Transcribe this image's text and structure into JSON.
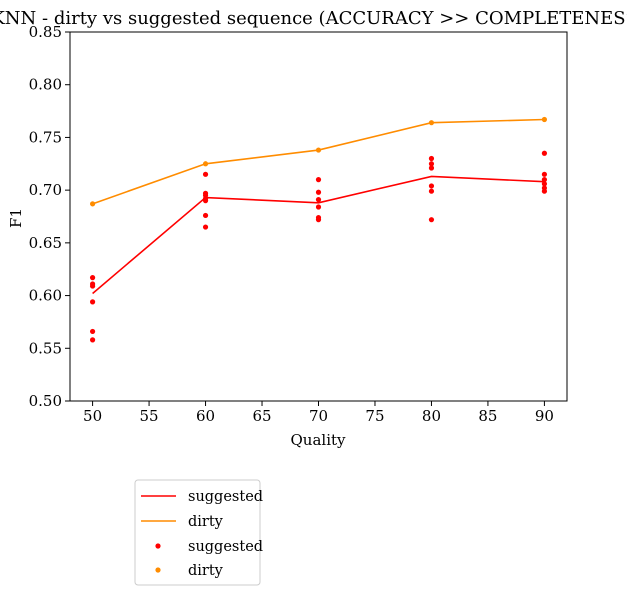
{
  "chart_data": {
    "type": "line",
    "title": "KNN - dirty vs suggested sequence (ACCURACY >> COMPLETENESS)",
    "xlabel": "Quality",
    "ylabel": "F1",
    "xlim": [
      48,
      92
    ],
    "ylim": [
      0.5,
      0.85
    ],
    "xticks": [
      "50",
      "55",
      "60",
      "65",
      "70",
      "75",
      "80",
      "85",
      "90"
    ],
    "yticks": [
      "0.50",
      "0.55",
      "0.60",
      "0.65",
      "0.70",
      "0.75",
      "0.80",
      "0.85"
    ],
    "xtick_values": [
      50,
      55,
      60,
      65,
      70,
      75,
      80,
      85,
      90
    ],
    "ytick_values": [
      0.5,
      0.55,
      0.6,
      0.65,
      0.7,
      0.75,
      0.8,
      0.85
    ],
    "grid": false,
    "legend_position": "below-left",
    "x": [
      50,
      60,
      70,
      80,
      90
    ],
    "series": [
      {
        "name": "suggested",
        "kind": "line",
        "color": "#ff0000",
        "values": [
          0.602,
          0.693,
          0.688,
          0.713,
          0.708
        ]
      },
      {
        "name": "dirty",
        "kind": "line",
        "color": "#ff8c00",
        "values": [
          0.687,
          0.725,
          0.738,
          0.764,
          0.767
        ]
      },
      {
        "name": "suggested",
        "kind": "scatter",
        "color": "#ff0000",
        "points": [
          [
            50,
            0.617
          ],
          [
            50,
            0.611
          ],
          [
            50,
            0.609
          ],
          [
            50,
            0.594
          ],
          [
            50,
            0.566
          ],
          [
            50,
            0.558
          ],
          [
            60,
            0.715
          ],
          [
            60,
            0.697
          ],
          [
            60,
            0.695
          ],
          [
            60,
            0.692
          ],
          [
            60,
            0.69
          ],
          [
            60,
            0.676
          ],
          [
            60,
            0.665
          ],
          [
            70,
            0.71
          ],
          [
            70,
            0.698
          ],
          [
            70,
            0.691
          ],
          [
            70,
            0.684
          ],
          [
            70,
            0.674
          ],
          [
            70,
            0.672
          ],
          [
            80,
            0.73
          ],
          [
            80,
            0.725
          ],
          [
            80,
            0.721
          ],
          [
            80,
            0.704
          ],
          [
            80,
            0.699
          ],
          [
            80,
            0.672
          ],
          [
            90,
            0.735
          ],
          [
            90,
            0.715
          ],
          [
            90,
            0.71
          ],
          [
            90,
            0.706
          ],
          [
            90,
            0.702
          ],
          [
            90,
            0.699
          ]
        ]
      },
      {
        "name": "dirty",
        "kind": "scatter",
        "color": "#ff8c00",
        "points": [
          [
            50,
            0.687
          ],
          [
            60,
            0.725
          ],
          [
            70,
            0.738
          ],
          [
            80,
            0.764
          ],
          [
            90,
            0.767
          ]
        ]
      }
    ]
  }
}
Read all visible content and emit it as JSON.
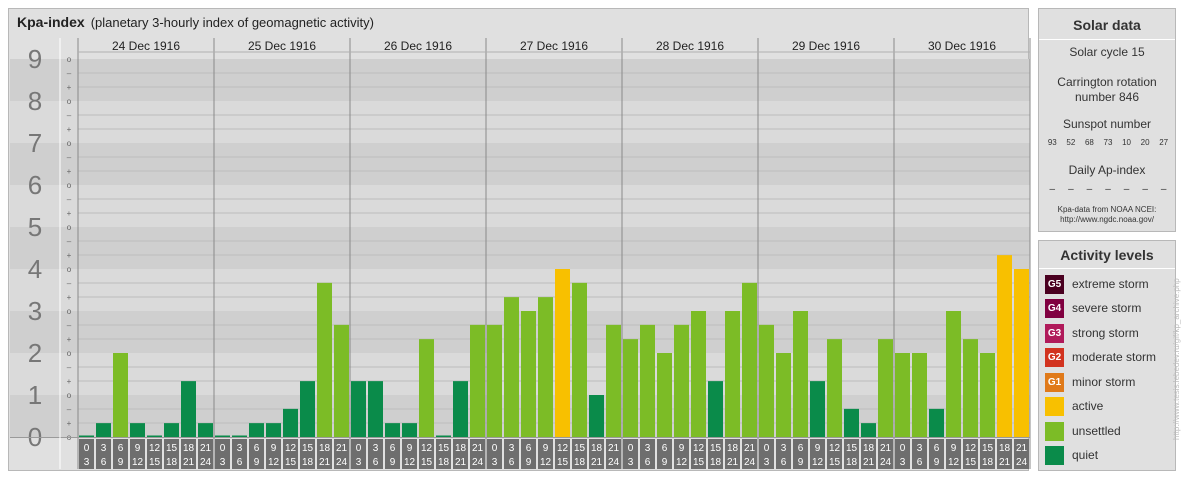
{
  "title": {
    "main": "Kpa-index",
    "subtitle": "(planetary 3-hourly index of geomagnetic activity)"
  },
  "chart_data": {
    "type": "bar",
    "title": "Kpa-index",
    "subtitle": "(planetary 3-hourly index of geomagnetic activity)",
    "ylim": [
      0,
      9
    ],
    "y_ticks": [
      "0",
      "1",
      "2",
      "3",
      "4",
      "5",
      "6",
      "7",
      "8",
      "9"
    ],
    "sub_ticks": [
      "o",
      "+",
      "–"
    ],
    "days": [
      "24 Dec 1916",
      "25 Dec 1916",
      "26 Dec 1916",
      "27 Dec 1916",
      "28 Dec 1916",
      "29 Dec 1916",
      "30 Dec 1916"
    ],
    "interval_starts": [
      "0",
      "3",
      "6",
      "9",
      "12",
      "15",
      "18",
      "21"
    ],
    "interval_ends": [
      "3",
      "6",
      "9",
      "12",
      "15",
      "18",
      "21",
      "24"
    ],
    "values": [
      [
        0,
        0.33,
        2,
        0.33,
        0,
        0.33,
        1.33,
        0.33
      ],
      [
        0,
        0,
        0.33,
        0.33,
        0.67,
        1.33,
        3.67,
        2.67
      ],
      [
        1.33,
        1.33,
        0.33,
        0.33,
        2.33,
        0,
        1.33,
        2.67
      ],
      [
        2.67,
        3.33,
        3,
        3.33,
        4,
        3.67,
        1,
        2.67
      ],
      [
        2.33,
        2.67,
        2,
        2.67,
        3,
        1.33,
        3,
        3.67
      ],
      [
        2.67,
        2,
        3,
        1.33,
        2.33,
        0.67,
        0.33,
        2.33
      ],
      [
        2,
        2,
        0.67,
        3,
        2.33,
        2,
        4.33,
        4
      ]
    ],
    "grid": true,
    "legend_position": "right"
  },
  "colors": {
    "quiet": "#0a8b4a",
    "unsettled": "#7cbc26",
    "active": "#f8c000",
    "g1": "#e07a1a",
    "g2": "#d2331f",
    "g3": "#b01a5a",
    "g4": "#800040",
    "g5": "#4a0020",
    "band_dark": "#cfcfcf",
    "band_light": "#dadada"
  },
  "solar": {
    "heading": "Solar data",
    "cycle": "Solar cycle 15",
    "carrington_line1": "Carrington rotation",
    "carrington_line2": "number 846",
    "sunspot_label": "Sunspot number",
    "sunspots": [
      "93",
      "52",
      "68",
      "73",
      "10",
      "20",
      "27"
    ],
    "ap_label": "Daily Ap-index",
    "ap_values": [
      "–",
      "–",
      "–",
      "–",
      "–",
      "–",
      "–"
    ],
    "source_line1": "Kpa-data from NOAA NCEI:",
    "source_line2": "http://www.ngdc.noaa.gov/"
  },
  "activity": {
    "heading": "Activity levels",
    "levels": [
      {
        "code": "G5",
        "label": "extreme storm",
        "color": "#4a0020"
      },
      {
        "code": "G4",
        "label": "severe storm",
        "color": "#800040"
      },
      {
        "code": "G3",
        "label": "strong storm",
        "color": "#b01a5a"
      },
      {
        "code": "G2",
        "label": "moderate storm",
        "color": "#d2331f"
      },
      {
        "code": "G1",
        "label": "minor storm",
        "color": "#e07a1a"
      },
      {
        "code": "",
        "label": "active",
        "color": "#f8c000"
      },
      {
        "code": "",
        "label": "unsettled",
        "color": "#7cbc26"
      },
      {
        "code": "",
        "label": "quiet",
        "color": "#0a8b4a"
      }
    ]
  },
  "credit": "http://www.tesis.lebedev.ru/gif/kp_archive.php"
}
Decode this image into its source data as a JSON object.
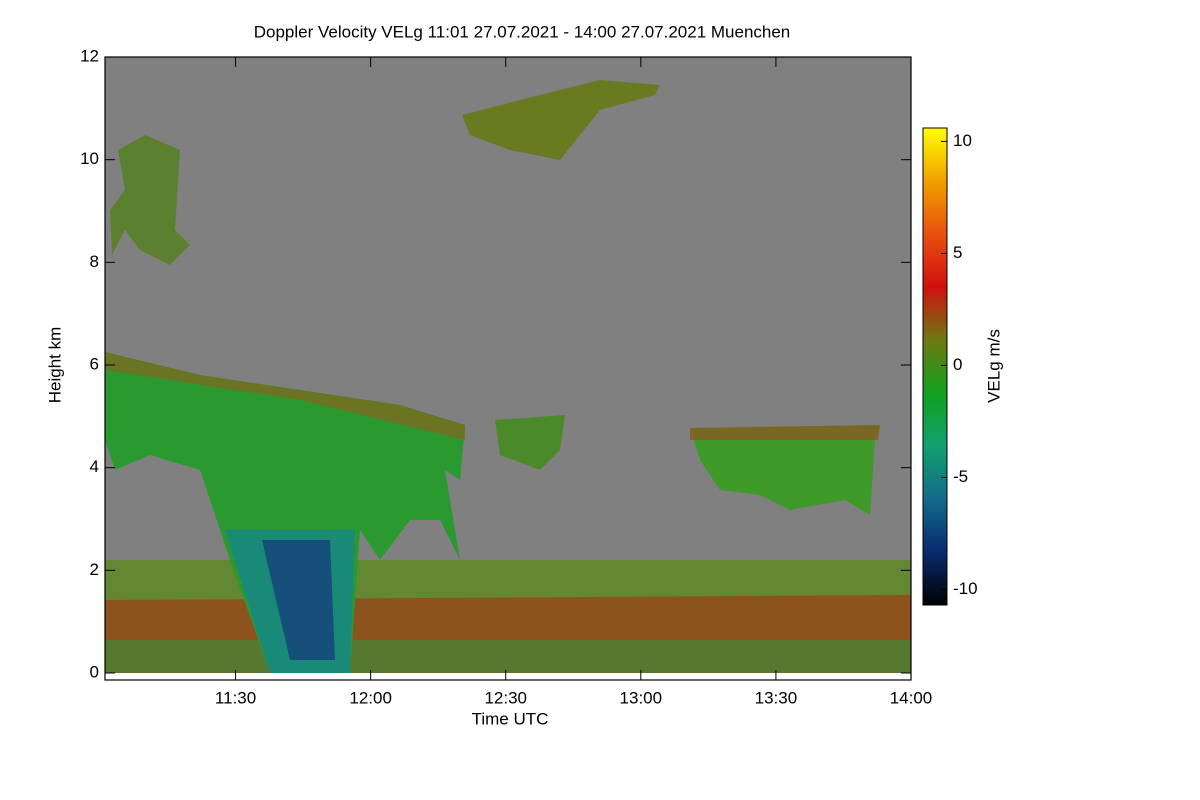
{
  "chart_data": {
    "type": "heatmap",
    "title": "Doppler Velocity VELg   11:01 27.07.2021 - 14:00 27.07.2021 Muenchen",
    "x_label": "Time UTC",
    "y_label": "Height km",
    "colorbar_label": "VELg m/s",
    "xlim": [
      11.0167,
      14.0
    ],
    "xticks": [
      {
        "value": 11.5,
        "label": "11:30"
      },
      {
        "value": 12.0,
        "label": "12:00"
      },
      {
        "value": 12.5,
        "label": "12:30"
      },
      {
        "value": 13.0,
        "label": "13:00"
      },
      {
        "value": 13.5,
        "label": "13:30"
      },
      {
        "value": 14.0,
        "label": "14:00"
      }
    ],
    "ylim": [
      0,
      12
    ],
    "yticks": [
      0,
      2,
      4,
      6,
      8,
      10,
      12
    ],
    "zlim": [
      -10.7,
      10.6
    ],
    "zticks": [
      -10,
      -5,
      0,
      5,
      10
    ],
    "colormap": [
      "#000000",
      "#0a2a6e",
      "#136a8a",
      "#12a070",
      "#11a020",
      "#6c7a10",
      "#d01010",
      "#e85010",
      "#f0a000",
      "#ffff00"
    ]
  }
}
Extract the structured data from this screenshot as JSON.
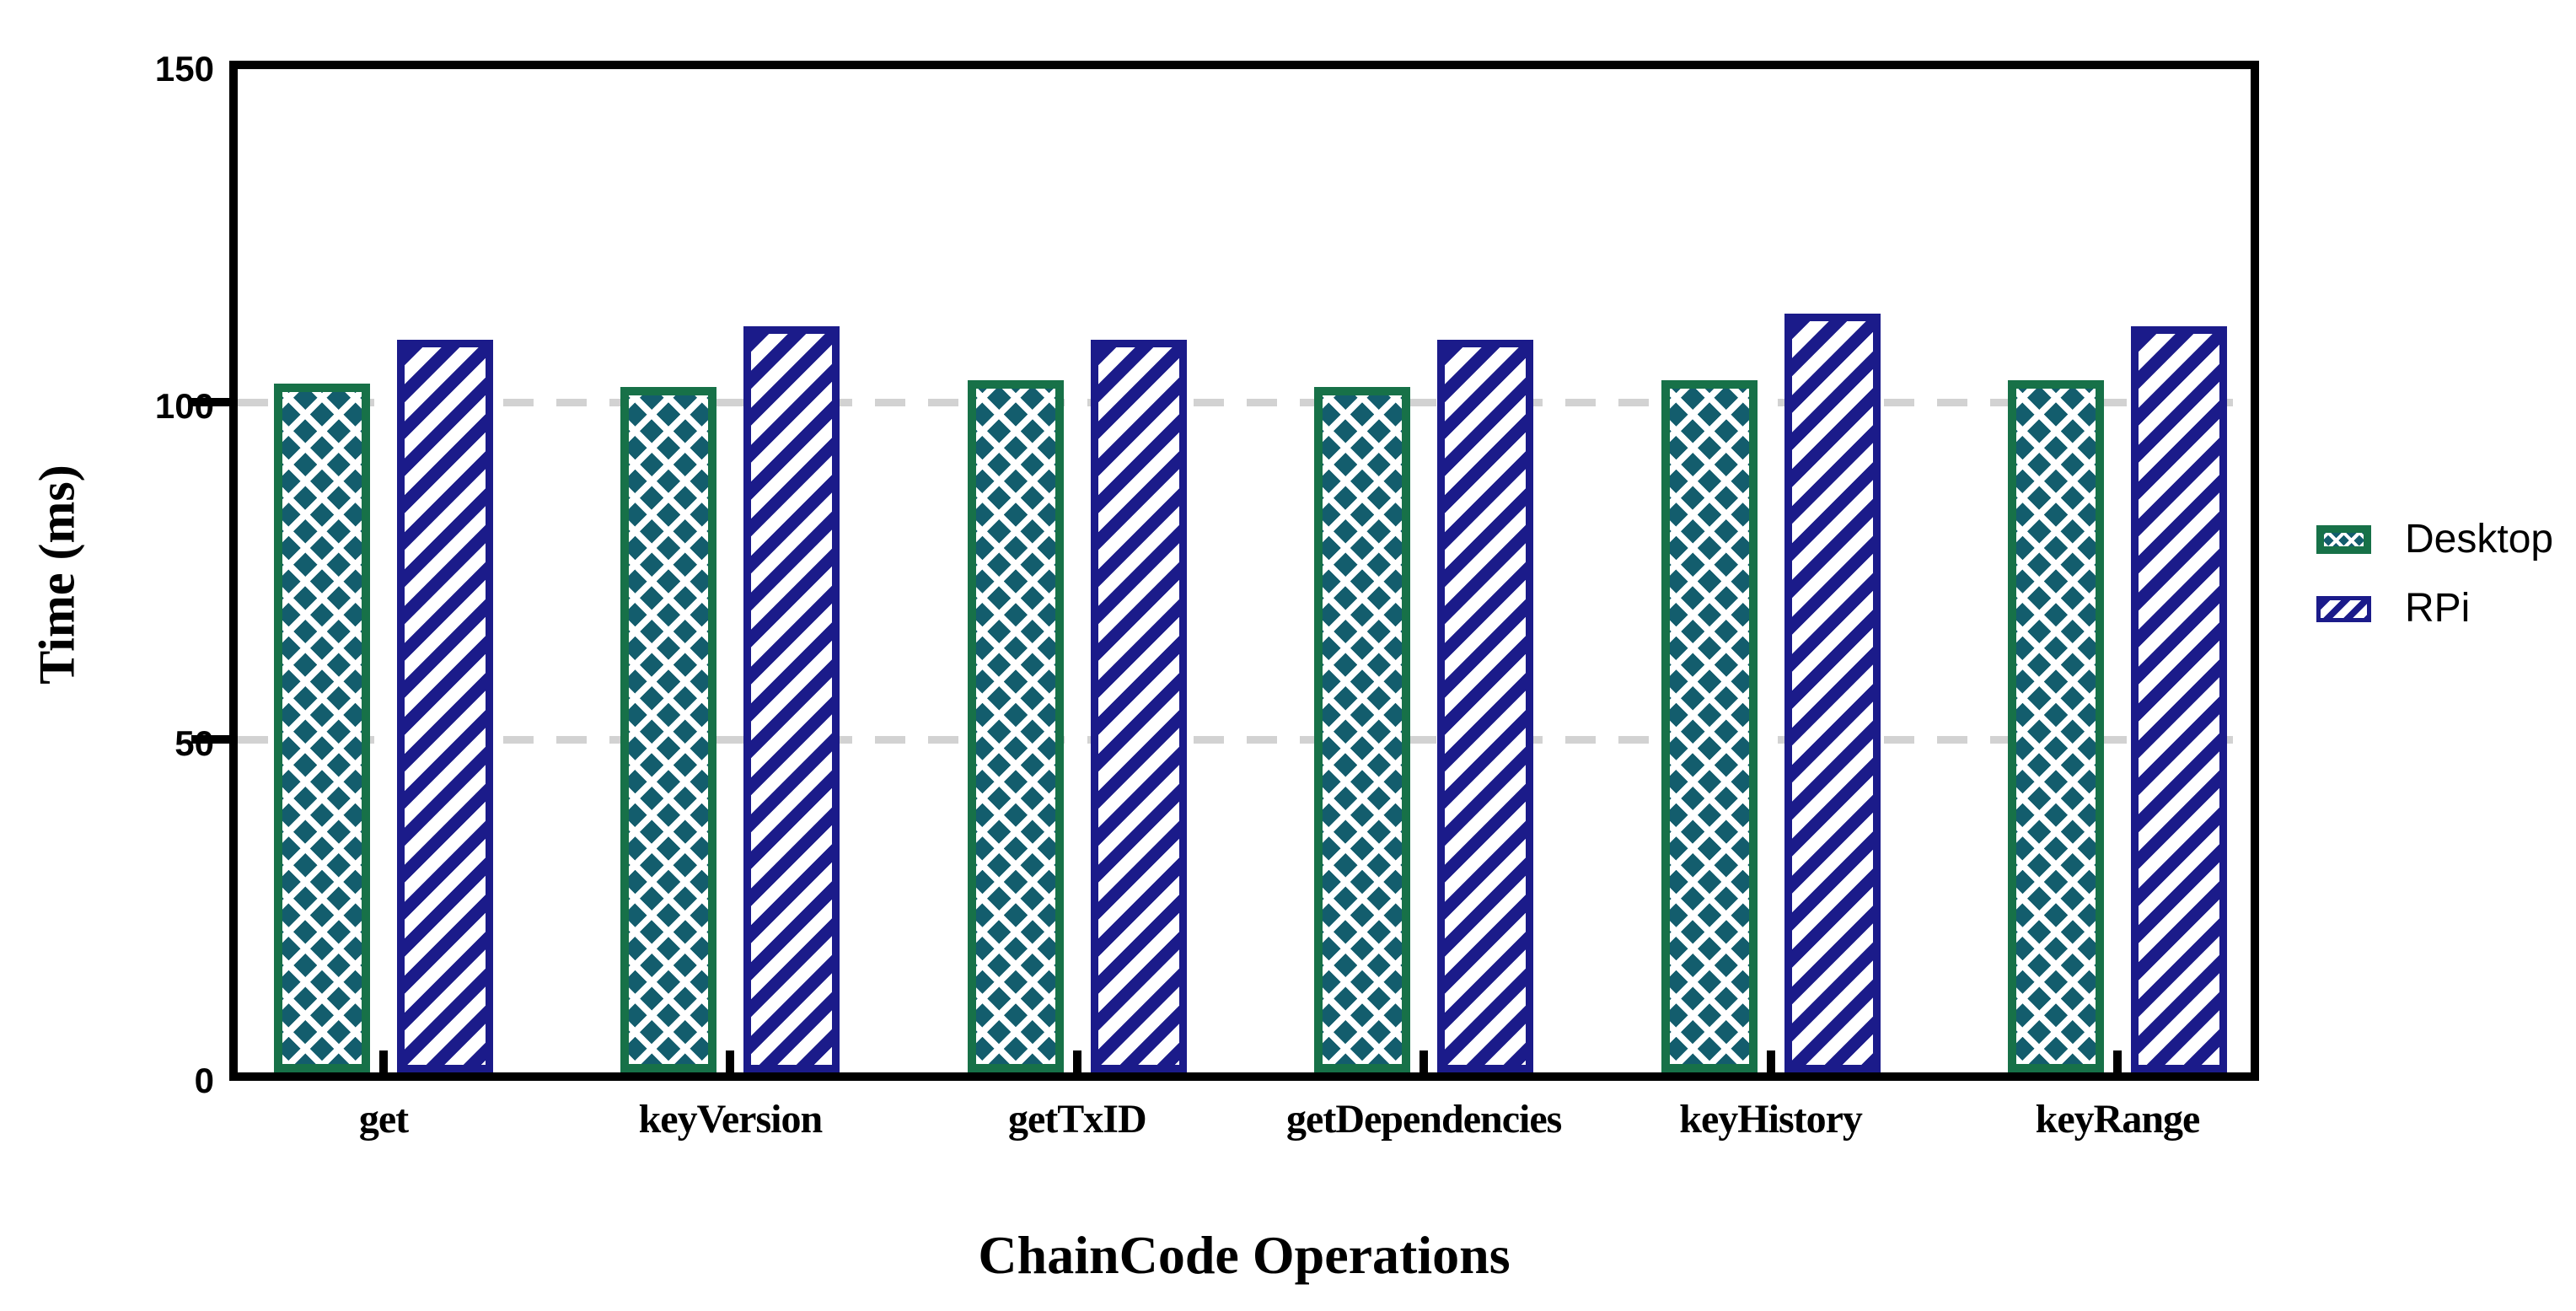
{
  "chart_data": {
    "type": "bar",
    "categories": [
      "get",
      "keyVersion",
      "getTxID",
      "getDependencies",
      "keyHistory",
      "keyRange"
    ],
    "series": [
      {
        "name": "Desktop",
        "values": [
          103,
          102.5,
          103.5,
          102.5,
          103.5,
          103.5
        ]
      },
      {
        "name": "RPi",
        "values": [
          109.5,
          111.5,
          109.5,
          109.5,
          113.5,
          111.5
        ]
      }
    ],
    "title": "",
    "xlabel": "ChainCode Operations",
    "ylabel": "Time (ms)",
    "ylim": [
      0,
      150
    ],
    "yticks": [
      0,
      50,
      100,
      150
    ],
    "gridlines_at": [
      50,
      100
    ],
    "grid": "dashed-horizontal",
    "legend_position": "right-outside"
  },
  "styles": {
    "desktop_border_color": "#177148",
    "desktop_pattern_color": "#135d6d",
    "rpi_color": "#1b1b8a",
    "gridline_color": "#d2d2d2",
    "axis_color": "#000000",
    "background_color": "#ffffff"
  }
}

★ ★ ★ ★ ★ ★ ★

> **Short exercise**:
Write out every line of the preceding listing that contains "type".

> **Solution for this problem**:
    "type": "line",
    "type": "bar",
    "type": "heatmap",
    "type": "bar",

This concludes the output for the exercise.